Print every record below exactly as written.

----------

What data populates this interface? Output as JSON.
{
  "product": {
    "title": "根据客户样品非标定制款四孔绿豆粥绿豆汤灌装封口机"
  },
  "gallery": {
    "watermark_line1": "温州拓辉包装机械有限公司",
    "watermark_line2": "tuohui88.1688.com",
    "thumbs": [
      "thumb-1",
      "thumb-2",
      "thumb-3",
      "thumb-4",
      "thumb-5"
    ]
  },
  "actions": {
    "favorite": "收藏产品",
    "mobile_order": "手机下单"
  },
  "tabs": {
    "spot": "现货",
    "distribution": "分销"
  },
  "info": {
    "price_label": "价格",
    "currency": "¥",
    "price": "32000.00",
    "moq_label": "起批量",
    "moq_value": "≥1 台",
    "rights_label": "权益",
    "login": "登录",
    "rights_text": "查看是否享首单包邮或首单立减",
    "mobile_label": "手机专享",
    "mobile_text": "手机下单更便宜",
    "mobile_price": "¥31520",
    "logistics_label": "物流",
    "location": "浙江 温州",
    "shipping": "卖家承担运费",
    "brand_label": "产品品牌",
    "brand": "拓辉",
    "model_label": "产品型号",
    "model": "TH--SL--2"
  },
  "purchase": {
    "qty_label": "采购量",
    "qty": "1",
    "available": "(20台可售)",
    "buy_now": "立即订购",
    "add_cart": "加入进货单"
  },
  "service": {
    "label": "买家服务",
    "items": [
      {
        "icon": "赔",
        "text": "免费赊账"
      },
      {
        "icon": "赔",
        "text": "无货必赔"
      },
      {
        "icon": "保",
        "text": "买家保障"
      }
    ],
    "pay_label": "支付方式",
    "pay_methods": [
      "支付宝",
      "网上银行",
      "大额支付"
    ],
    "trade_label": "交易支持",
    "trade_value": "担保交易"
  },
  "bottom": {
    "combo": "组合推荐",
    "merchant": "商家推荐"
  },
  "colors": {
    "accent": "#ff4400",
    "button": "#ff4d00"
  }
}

----------

** RESULT **
What data populates this interface? Output as JSON.
{
  "product": {
    "title": "根据客户样品非标定制款四孔绿豆粥绿豆汤灌装封口机"
  },
  "gallery": {
    "watermark_line1": "温州拓辉包装机械有限公司",
    "watermark_line2": "tuohui88.1688.com",
    "thumbs": [
      "thumb-1",
      "thumb-2",
      "thumb-3",
      "thumb-4",
      "thumb-5"
    ]
  },
  "actions": {
    "favorite": "收藏产品",
    "mobile_order": "手机下单"
  },
  "tabs": {
    "spot": "现货",
    "distribution": "分销"
  },
  "info": {
    "price_label": "价格",
    "currency": "¥",
    "price": "32000.00",
    "moq_label": "起批量",
    "moq_value": "≥1 台",
    "rights_label": "权益",
    "login": "登录",
    "rights_text": "查看是否享首单包邮或首单立减",
    "mobile_label": "手机专享",
    "mobile_text": "手机下单更便宜",
    "mobile_price": "¥31520",
    "logistics_label": "物流",
    "location": "浙江 温州",
    "shipping": "卖家承担运费",
    "brand_label": "产品品牌",
    "brand": "拓辉",
    "model_label": "产品型号",
    "model": "TH--SL--2"
  },
  "purchase": {
    "qty_label": "采购量",
    "qty": "1",
    "available": "(20台可售)",
    "buy_now": "立即订购",
    "add_cart": "加入进货单"
  },
  "service": {
    "label": "买家服务",
    "items": [
      {
        "icon": "赔",
        "text": "免费赊账"
      },
      {
        "icon": "赔",
        "text": "无货必赔"
      },
      {
        "icon": "保",
        "text": "买家保障"
      }
    ],
    "pay_label": "支付方式",
    "pay_methods": [
      "支付宝",
      "网上银行",
      "大额支付"
    ],
    "trade_label": "交易支持",
    "trade_value": "担保交易"
  },
  "bottom": {
    "combo": "组合推荐",
    "merchant": "商家推荐"
  },
  "colors": {
    "accent": "#ff4400",
    "button": "#ff4d00"
  }
}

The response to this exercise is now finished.